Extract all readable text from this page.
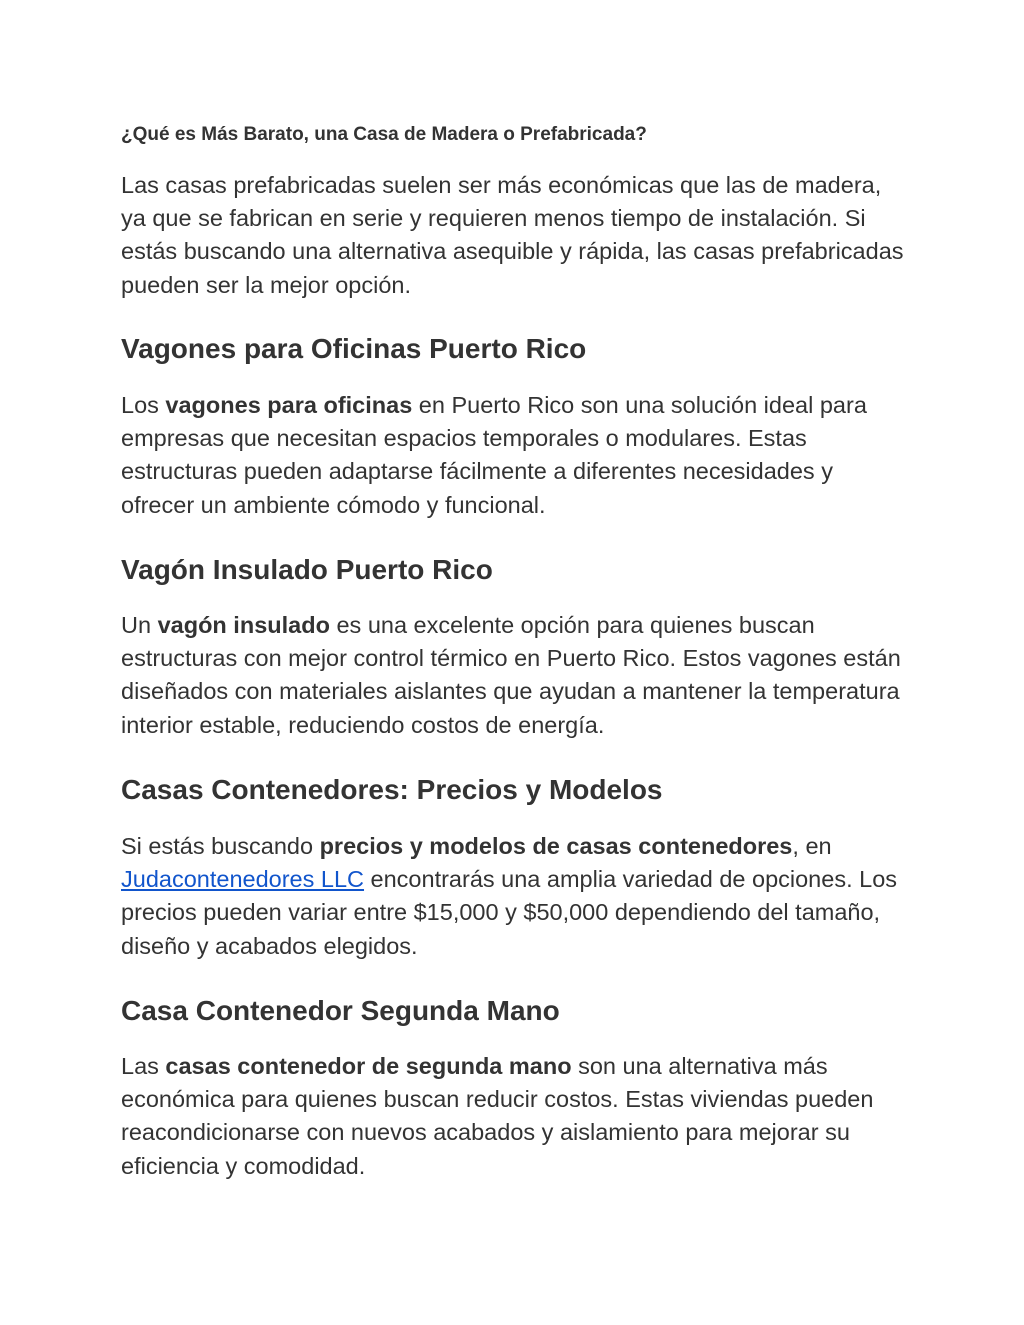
¿Qué es Más Barato, una Casa de Madera o Prefabricada?

Las casas prefabricadas suelen ser más económicas que las de madera, ya que se fabrican en serie y requieren menos tiempo de instalación. Si estás buscando una alternativa asequible y rápida, las casas prefabricadas pueden ser la mejor opción.

Vagones para Oficinas Puerto Rico

Los vagones para oficinas en Puerto Rico son una solución ideal para empresas que necesitan espacios temporales o modulares. Estas estructuras pueden adaptarse fácilmente a diferentes necesidades y ofrecer un ambiente cómodo y funcional.

Vagón Insulado Puerto Rico

Un vagón insulado es una excelente opción para quienes buscan estructuras con mejor control térmico en Puerto Rico. Estos vagones están diseñados con materiales aislantes que ayudan a mantener la temperatura interior estable, reduciendo costos de energía.

Casas Contenedores: Precios y Modelos

Si estás buscando precios y modelos de casas contenedores, en Judacontenedores LLC encontrarás una amplia variedad de opciones. Los precios pueden variar entre $15,000 y $50,000 dependiendo del tamaño, diseño y acabados elegidos.

Casa Contenedor Segunda Mano

Las casas contenedor de segunda mano son una alternativa más económica para quienes buscan reducir costos. Estas viviendas pueden reacondicionarse con nuevos acabados y aislamiento para mejorar su eficiencia y comodidad.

====================

Written exercise
Write out each line again precisely as it appears, skipping every picture.

Solution to the problem
Extract all readable text from this page.
¿Qué es Más Barato, una Casa de Madera o Prefabricada?

Las casas prefabricadas suelen ser más económicas que las de madera, ya que se fabrican en serie y requieren menos tiempo de instalación. Si estás buscando una alternativa asequible y rápida, las casas prefabricadas pueden ser la mejor opción.

Vagones para Oficinas Puerto Rico

Los vagones para oficinas en Puerto Rico son una solución ideal para empresas que necesitan espacios temporales o modulares. Estas estructuras pueden adaptarse fácilmente a diferentes necesidades y ofrecer un ambiente cómodo y funcional.

Vagón Insulado Puerto Rico

Un vagón insulado es una excelente opción para quienes buscan estructuras con mejor control térmico en Puerto Rico. Estos vagones están diseñados con materiales aislantes que ayudan a mantener la temperatura interior estable, reduciendo costos de energía.

Casas Contenedores: Precios y Modelos

Si estás buscando precios y modelos de casas contenedores, en Judacontenedores LLC encontrarás una amplia variedad de opciones. Los precios pueden variar entre $15,000 y $50,000 dependiendo del tamaño, diseño y acabados elegidos.

Casa Contenedor Segunda Mano

Las casas contenedor de segunda mano son una alternativa más económica para quienes buscan reducir costos. Estas viviendas pueden reacondicionarse con nuevos acabados y aislamiento para mejorar su eficiencia y comodidad.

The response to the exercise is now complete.